* Supplied entries
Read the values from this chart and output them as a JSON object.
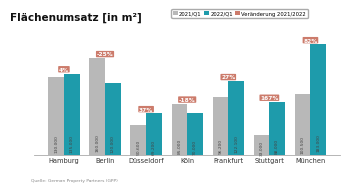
{
  "title": "Flächenumsatz [in m²]",
  "categories": [
    "Hamburg",
    "Berlin",
    "Düsseldorf",
    "Köln",
    "Frankfurt",
    "Stuttgart",
    "München"
  ],
  "values_2021": [
    130000,
    160000,
    50600,
    85000,
    96200,
    33000,
    100500
  ],
  "values_2022": [
    135000,
    120000,
    69200,
    70000,
    122100,
    88000,
    183000
  ],
  "changes": [
    "4%",
    "-25%",
    "37%",
    "-18%",
    "27%",
    "167%",
    "82%"
  ],
  "color_2021": "#b8b8b8",
  "color_2022": "#1e9bab",
  "change_bg": "#cc7b6b",
  "change_text": "#ffffff",
  "bg_color": "#ffffff",
  "legend_2021": "2021/Q1",
  "legend_2022": "2022/Q1",
  "legend_change": "Veränderung 2021/2022",
  "source": "Quelle: German Property Partners (GPP)",
  "bar_labels_2021": [
    "130.000",
    "160.000",
    "50.600",
    "85.000",
    "96.200",
    "33.000",
    "100.500"
  ],
  "bar_labels_2022": [
    "135.000",
    "120.000",
    "69.200",
    "70.000",
    "122.100",
    "88.000",
    "183.000"
  ],
  "ylim": [
    0,
    210000
  ]
}
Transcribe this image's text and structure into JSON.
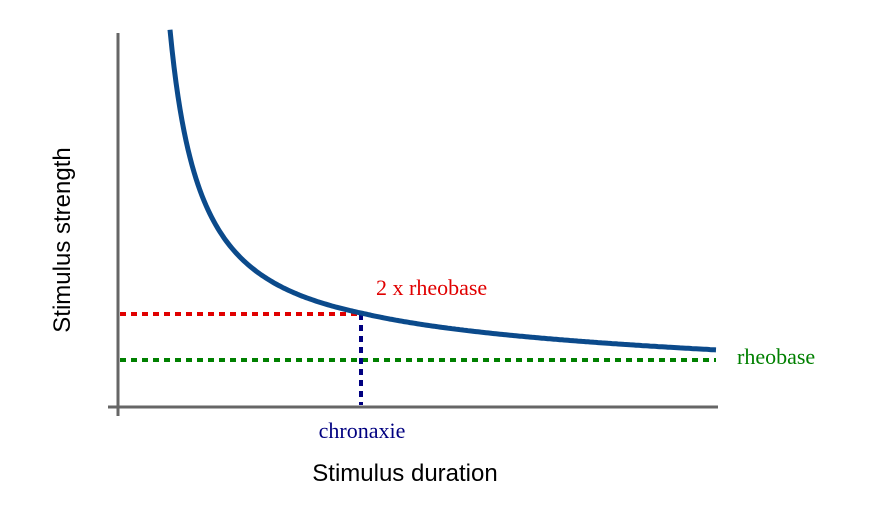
{
  "axes": {
    "y_label": "Stimulus strength",
    "x_label": "Stimulus duration"
  },
  "annotations": {
    "double_rheobase": "2 x rheobase",
    "rheobase": "rheobase",
    "chronaxie": "chronaxie"
  }
}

* What needs to be done
Only lines with the string "this" belong in your answer; copy each one.

* Result below
Read the values from this chart and output them as a JSON object.
Transcribe this image's text and structure into JSON.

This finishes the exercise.